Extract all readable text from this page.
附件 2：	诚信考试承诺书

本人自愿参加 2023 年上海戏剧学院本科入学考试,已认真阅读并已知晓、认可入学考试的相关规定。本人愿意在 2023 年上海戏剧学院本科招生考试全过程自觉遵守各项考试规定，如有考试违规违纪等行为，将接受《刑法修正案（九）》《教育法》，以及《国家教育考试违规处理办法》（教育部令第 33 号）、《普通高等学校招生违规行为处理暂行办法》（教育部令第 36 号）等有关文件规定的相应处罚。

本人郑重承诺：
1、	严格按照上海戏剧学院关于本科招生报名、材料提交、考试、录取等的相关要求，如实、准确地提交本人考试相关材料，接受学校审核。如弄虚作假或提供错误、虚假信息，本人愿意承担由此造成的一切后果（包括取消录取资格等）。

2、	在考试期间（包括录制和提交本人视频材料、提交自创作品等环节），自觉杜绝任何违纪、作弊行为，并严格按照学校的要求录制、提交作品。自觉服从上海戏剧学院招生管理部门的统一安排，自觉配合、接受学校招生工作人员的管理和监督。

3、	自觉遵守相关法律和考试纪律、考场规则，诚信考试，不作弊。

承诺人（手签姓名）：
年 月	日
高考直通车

JOB -> Copy out all of the data exactly, leaving nothing out.

EXERCISE RESPONSE ->
Extract all readable text from this page.
附件 2：	诚信考试承诺书

本人自愿参加 2023 年上海戏剧学院本科入学考试,已认真阅读并已知晓、认可入学考试的相关规定。本人愿意在 2023 年上海戏剧学院本科招生考试全过程自觉遵守各项考试规定，如有考试违规违纪等行为，将接受《刑法修正案（九）》《教育法》，以及《国家教育考试违规处理办法》（教育部令第 33 号）、《普通高等学校招生违规行为处理暂行办法》（教育部令第 36 号）等有关文件规定的相应处罚。

本人郑重承诺：
1、	严格按照上海戏剧学院关于本科招生报名、材料提交、考试、录取等的相关要求，如实、准确地提交本人考试相关材料，接受学校审核。如弄虚作假或提供错误、虚假信息，本人愿意承担由此造成的一切后果（包括取消录取资格等）。

2、	在考试期间（包括录制和提交本人视频材料、提交自创作品等环节），自觉杜绝任何违纪、作弊行为，并严格按照学校的要求录制、提交作品。自觉服从上海戏剧学院招生管理部门的统一安排，自觉配合、接受学校招生工作人员的管理和监督。

3、	自觉遵守相关法律和考试纪律、考场规则，诚信考试，不作弊。

承诺人（手签姓名）：
年 月	日
高考直通车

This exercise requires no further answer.